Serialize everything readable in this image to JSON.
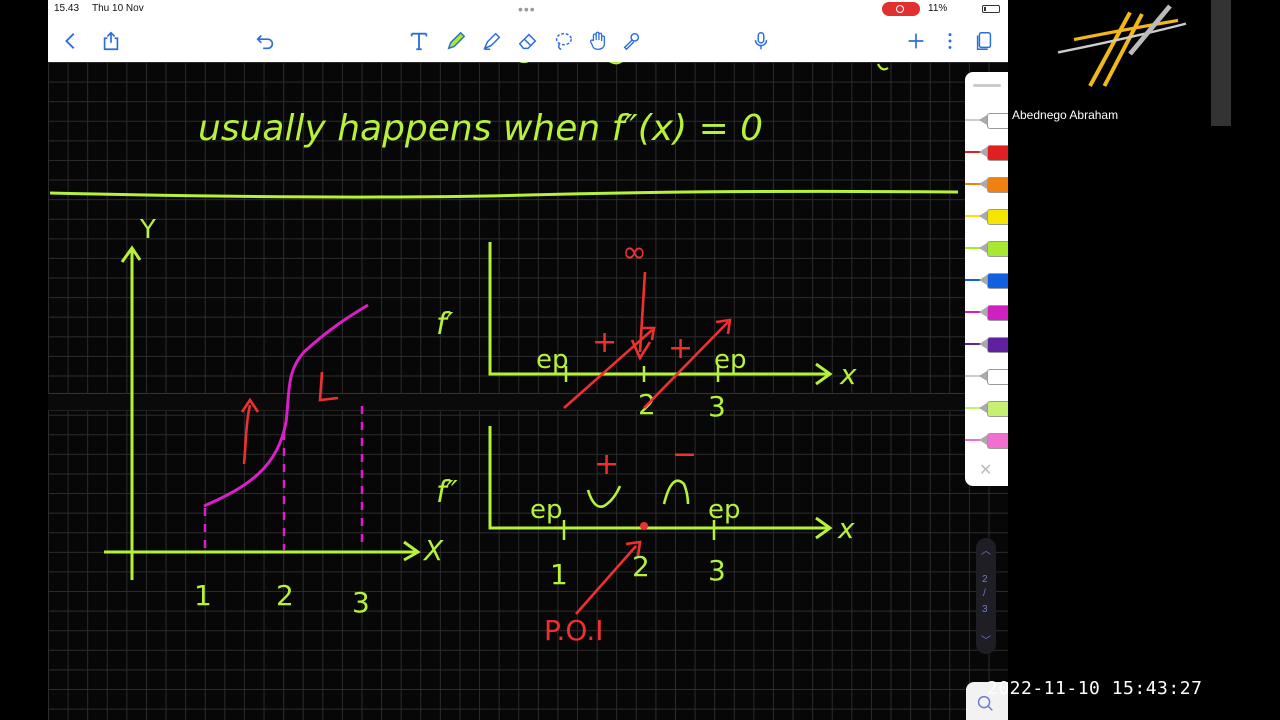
{
  "status_bar": {
    "time": "15.43",
    "date": "Thu 10 Nov",
    "dots": "•••",
    "battery": "11%"
  },
  "toolbar": {
    "icons": [
      "back-icon",
      "share-icon",
      "undo-icon",
      "text-tool-icon",
      "pen-icon",
      "highlighter-icon",
      "eraser-icon",
      "lasso-icon",
      "hand-icon",
      "pointer-icon",
      "microphone-icon",
      "add-icon",
      "more-icon",
      "page-thumbnails-icon"
    ]
  },
  "notes": {
    "line1": "usually happens when f″(x) = 0",
    "graph1": {
      "y_label": "Y",
      "x_label": "X",
      "ticks": [
        "1",
        "2",
        "3"
      ]
    },
    "graph2": {
      "label": "f′",
      "x_label": "x",
      "ticks": [
        "2",
        "3"
      ],
      "ep_left": "ep",
      "ep_right": "ep",
      "plus_left": "+",
      "plus_right": "+",
      "annotation": "∞"
    },
    "graph3": {
      "label": "f″",
      "x_label": "x",
      "ticks": [
        "1",
        "2",
        "3"
      ],
      "ep_left": "ep",
      "ep_right": "ep",
      "plus": "+",
      "minus": "−",
      "poi": "P.O.I"
    }
  },
  "pen_tray": {
    "colors": [
      "#ffffff",
      "#e02020",
      "#f08010",
      "#f5e500",
      "#a8e830",
      "#1060e0",
      "#d020c0",
      "#6020a0",
      "#ffffff",
      "#c8f070",
      "#f070d0"
    ]
  },
  "page_nav": {
    "current": "2",
    "total": "3"
  },
  "webcam": {
    "name": "Abednego Abraham"
  },
  "recording_timestamp": "2022-11-10  15:43:27",
  "colors": {
    "ink_green": "#b6f23a",
    "ink_red": "#f03030",
    "ink_magenta": "#d81fc8",
    "grid": "#2c2c2c"
  }
}
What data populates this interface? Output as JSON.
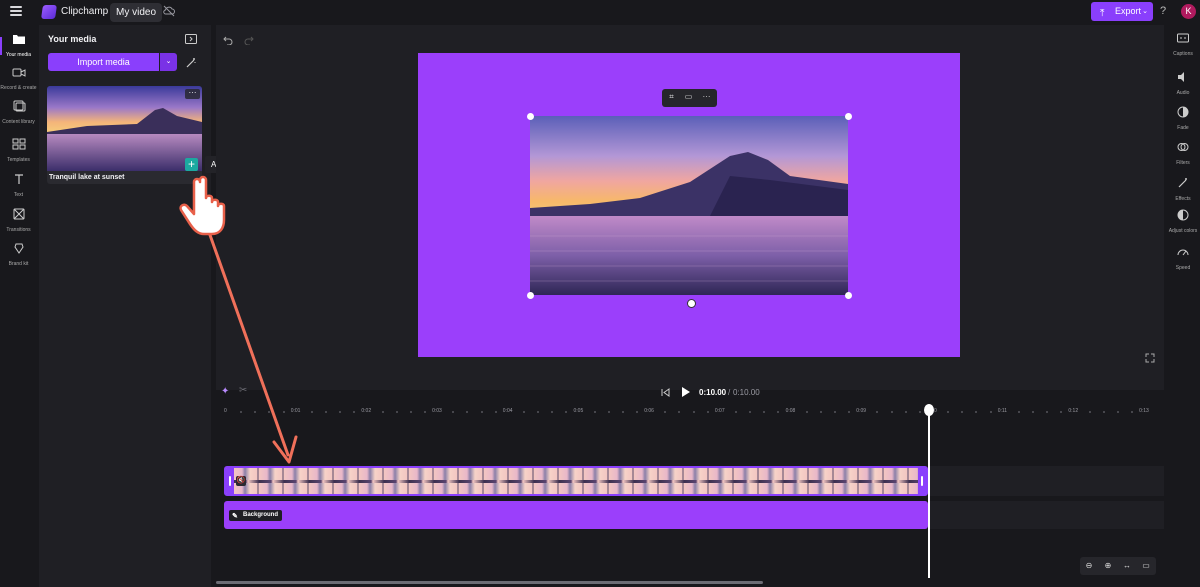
{
  "header": {
    "app_name": "Clipchamp",
    "project_title": "My video",
    "export_label": "Export",
    "help_label": "?",
    "avatar_initial": "K"
  },
  "left_rail": {
    "items": [
      {
        "label": "Your media",
        "icon": "folder-icon"
      },
      {
        "label": "Record & create",
        "icon": "camera-icon"
      },
      {
        "label": "Content library",
        "icon": "library-icon"
      },
      {
        "label": "Templates",
        "icon": "templates-icon"
      },
      {
        "label": "Text",
        "icon": "text-icon"
      },
      {
        "label": "Transitions",
        "icon": "transitions-icon"
      },
      {
        "label": "Brand kit",
        "icon": "brand-kit-icon"
      }
    ]
  },
  "media_panel": {
    "title": "Your media",
    "import_label": "Import media",
    "item_caption": "Tranquil lake at sunset",
    "more_label": "···",
    "add_tooltip": "Add to timeline",
    "add_label": "+"
  },
  "preview_toolbar": {
    "crop": "⌗",
    "fit": "▭",
    "more": "···"
  },
  "playback": {
    "current_time": "0:10.00",
    "separator": "/",
    "duration": "0:10.00"
  },
  "ruler": {
    "labels": [
      "0",
      "0:01",
      "0:02",
      "0:03",
      "0:04",
      "0:05",
      "0:06",
      "0:07",
      "0:08",
      "0:09",
      "0:10",
      "0:11",
      "0:12",
      "0:13"
    ]
  },
  "timeline": {
    "background_label": "Background"
  },
  "right_rail": {
    "items": [
      {
        "label": "Captions",
        "icon": "captions-icon"
      },
      {
        "label": "Audio",
        "icon": "audio-icon"
      },
      {
        "label": "Fade",
        "icon": "fade-icon"
      },
      {
        "label": "Filters",
        "icon": "filters-icon"
      },
      {
        "label": "Effects",
        "icon": "effects-icon"
      },
      {
        "label": "Adjust colors",
        "icon": "adjust-colors-icon"
      },
      {
        "label": "Speed",
        "icon": "speed-icon"
      }
    ]
  },
  "colors": {
    "accent": "#8a3ffc",
    "canvas_bg": "#9b3ffb",
    "annotation_arrow": "#f0705a",
    "add_button": "#1ca9a0"
  }
}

*****

▶ [Challenge]:
Reproduce each entry verbatim, excluding any embedded images.

▶ [Solution]:
Serialize everything readable in this image to JSON.
{
  "status_bar": {
    "time": "15.43",
    "date": "Thu 10 Nov",
    "dots": "•••",
    "battery": "11%"
  },
  "toolbar": {
    "icons": [
      "back-icon",
      "share-icon",
      "undo-icon",
      "text-tool-icon",
      "pen-icon",
      "highlighter-icon",
      "eraser-icon",
      "lasso-icon",
      "hand-icon",
      "pointer-icon",
      "microphone-icon",
      "add-icon",
      "more-icon",
      "page-thumbnails-icon"
    ]
  },
  "notes": {
    "line1": "usually happens when f″(x) = 0",
    "graph1": {
      "y_label": "Y",
      "x_label": "X",
      "ticks": [
        "1",
        "2",
        "3"
      ]
    },
    "graph2": {
      "label": "f′",
      "x_label": "x",
      "ticks": [
        "2",
        "3"
      ],
      "ep_left": "ep",
      "ep_right": "ep",
      "plus_left": "+",
      "plus_right": "+",
      "annotation": "∞"
    },
    "graph3": {
      "label": "f″",
      "x_label": "x",
      "ticks": [
        "1",
        "2",
        "3"
      ],
      "ep_left": "ep",
      "ep_right": "ep",
      "plus": "+",
      "minus": "−",
      "poi": "P.O.I"
    }
  },
  "pen_tray": {
    "colors": [
      "#ffffff",
      "#e02020",
      "#f08010",
      "#f5e500",
      "#a8e830",
      "#1060e0",
      "#d020c0",
      "#6020a0",
      "#ffffff",
      "#c8f070",
      "#f070d0"
    ]
  },
  "page_nav": {
    "current": "2",
    "total": "3"
  },
  "webcam": {
    "name": "Abednego Abraham"
  },
  "recording_timestamp": "2022-11-10  15:43:27",
  "colors": {
    "ink_green": "#b6f23a",
    "ink_red": "#f03030",
    "ink_magenta": "#d81fc8",
    "grid": "#2c2c2c"
  }
}
What data populates this interface? Output as JSON.
{
  "header": {
    "app_name": "Clipchamp",
    "project_title": "My video",
    "export_label": "Export",
    "help_label": "?",
    "avatar_initial": "K"
  },
  "left_rail": {
    "items": [
      {
        "label": "Your media",
        "icon": "folder-icon"
      },
      {
        "label": "Record & create",
        "icon": "camera-icon"
      },
      {
        "label": "Content library",
        "icon": "library-icon"
      },
      {
        "label": "Templates",
        "icon": "templates-icon"
      },
      {
        "label": "Text",
        "icon": "text-icon"
      },
      {
        "label": "Transitions",
        "icon": "transitions-icon"
      },
      {
        "label": "Brand kit",
        "icon": "brand-kit-icon"
      }
    ]
  },
  "media_panel": {
    "title": "Your media",
    "import_label": "Import media",
    "item_caption": "Tranquil lake at sunset",
    "more_label": "···",
    "add_tooltip": "Add to timeline",
    "add_label": "+"
  },
  "preview_toolbar": {
    "crop": "⌗",
    "fit": "▭",
    "more": "···"
  },
  "playback": {
    "current_time": "0:10.00",
    "separator": "/",
    "duration": "0:10.00"
  },
  "ruler": {
    "labels": [
      "0",
      "0:01",
      "0:02",
      "0:03",
      "0:04",
      "0:05",
      "0:06",
      "0:07",
      "0:08",
      "0:09",
      "0:10",
      "0:11",
      "0:12",
      "0:13"
    ]
  },
  "timeline": {
    "background_label": "Background"
  },
  "right_rail": {
    "items": [
      {
        "label": "Captions",
        "icon": "captions-icon"
      },
      {
        "label": "Audio",
        "icon": "audio-icon"
      },
      {
        "label": "Fade",
        "icon": "fade-icon"
      },
      {
        "label": "Filters",
        "icon": "filters-icon"
      },
      {
        "label": "Effects",
        "icon": "effects-icon"
      },
      {
        "label": "Adjust colors",
        "icon": "adjust-colors-icon"
      },
      {
        "label": "Speed",
        "icon": "speed-icon"
      }
    ]
  },
  "colors": {
    "accent": "#8a3ffc",
    "canvas_bg": "#9b3ffb",
    "annotation_arrow": "#f0705a",
    "add_button": "#1ca9a0"
  }
}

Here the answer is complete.